REQUIREMENT:
What follows is a set of records, each of which is to be written out exactly.

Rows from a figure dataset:
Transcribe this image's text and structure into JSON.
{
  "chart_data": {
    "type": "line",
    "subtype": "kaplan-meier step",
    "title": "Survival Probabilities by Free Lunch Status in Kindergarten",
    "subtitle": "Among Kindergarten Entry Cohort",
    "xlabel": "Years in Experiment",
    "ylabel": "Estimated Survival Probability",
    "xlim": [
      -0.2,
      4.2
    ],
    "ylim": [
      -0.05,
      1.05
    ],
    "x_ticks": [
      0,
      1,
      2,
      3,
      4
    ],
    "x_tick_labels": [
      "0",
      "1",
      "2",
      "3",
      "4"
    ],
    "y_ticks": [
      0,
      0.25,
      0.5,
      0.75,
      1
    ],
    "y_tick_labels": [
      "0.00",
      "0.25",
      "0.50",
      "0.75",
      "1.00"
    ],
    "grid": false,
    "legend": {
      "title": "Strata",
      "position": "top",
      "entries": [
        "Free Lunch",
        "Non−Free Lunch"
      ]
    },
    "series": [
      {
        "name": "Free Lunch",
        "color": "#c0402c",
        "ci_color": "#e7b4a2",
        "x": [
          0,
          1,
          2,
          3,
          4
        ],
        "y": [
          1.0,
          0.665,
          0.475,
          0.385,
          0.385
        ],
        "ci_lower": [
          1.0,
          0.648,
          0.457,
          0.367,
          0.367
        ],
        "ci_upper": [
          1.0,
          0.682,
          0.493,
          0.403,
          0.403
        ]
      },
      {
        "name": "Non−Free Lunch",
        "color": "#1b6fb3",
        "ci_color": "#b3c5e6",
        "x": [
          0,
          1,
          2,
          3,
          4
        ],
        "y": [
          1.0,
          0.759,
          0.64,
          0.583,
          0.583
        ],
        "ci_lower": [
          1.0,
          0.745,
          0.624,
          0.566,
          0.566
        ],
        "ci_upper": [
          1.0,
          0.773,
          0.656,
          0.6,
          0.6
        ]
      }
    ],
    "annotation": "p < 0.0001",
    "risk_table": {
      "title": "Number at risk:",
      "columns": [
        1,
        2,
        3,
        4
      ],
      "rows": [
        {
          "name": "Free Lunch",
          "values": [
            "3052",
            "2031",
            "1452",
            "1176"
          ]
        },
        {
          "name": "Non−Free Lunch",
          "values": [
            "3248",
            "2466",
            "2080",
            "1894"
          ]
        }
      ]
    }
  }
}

TASK ANSWER:
Transcribe this image's text and structure into JSON.
{
  "chart_data": {
    "type": "line",
    "subtype": "kaplan-meier step",
    "title": "Survival Probabilities by Free Lunch Status in Kindergarten",
    "subtitle": "Among Kindergarten Entry Cohort",
    "xlabel": "Years in Experiment",
    "ylabel": "Estimated Survival Probability",
    "xlim": [
      -0.2,
      4.2
    ],
    "ylim": [
      -0.05,
      1.05
    ],
    "x_ticks": [
      0,
      1,
      2,
      3,
      4
    ],
    "x_tick_labels": [
      "0",
      "1",
      "2",
      "3",
      "4"
    ],
    "y_ticks": [
      0,
      0.25,
      0.5,
      0.75,
      1
    ],
    "y_tick_labels": [
      "0.00",
      "0.25",
      "0.50",
      "0.75",
      "1.00"
    ],
    "grid": false,
    "legend": {
      "title": "Strata",
      "position": "top",
      "entries": [
        "Free Lunch",
        "Non−Free Lunch"
      ]
    },
    "series": [
      {
        "name": "Free Lunch",
        "color": "#c0402c",
        "ci_color": "#e7b4a2",
        "x": [
          0,
          1,
          2,
          3,
          4
        ],
        "y": [
          1.0,
          0.665,
          0.475,
          0.385,
          0.385
        ],
        "ci_lower": [
          1.0,
          0.648,
          0.457,
          0.367,
          0.367
        ],
        "ci_upper": [
          1.0,
          0.682,
          0.493,
          0.403,
          0.403
        ]
      },
      {
        "name": "Non−Free Lunch",
        "color": "#1b6fb3",
        "ci_color": "#b3c5e6",
        "x": [
          0,
          1,
          2,
          3,
          4
        ],
        "y": [
          1.0,
          0.759,
          0.64,
          0.583,
          0.583
        ],
        "ci_lower": [
          1.0,
          0.745,
          0.624,
          0.566,
          0.566
        ],
        "ci_upper": [
          1.0,
          0.773,
          0.656,
          0.6,
          0.6
        ]
      }
    ],
    "annotation": "p < 0.0001",
    "risk_table": {
      "title": "Number at risk:",
      "columns": [
        1,
        2,
        3,
        4
      ],
      "rows": [
        {
          "name": "Free Lunch",
          "values": [
            "3052",
            "2031",
            "1452",
            "1176"
          ]
        },
        {
          "name": "Non−Free Lunch",
          "values": [
            "3248",
            "2466",
            "2080",
            "1894"
          ]
        }
      ]
    }
  }
}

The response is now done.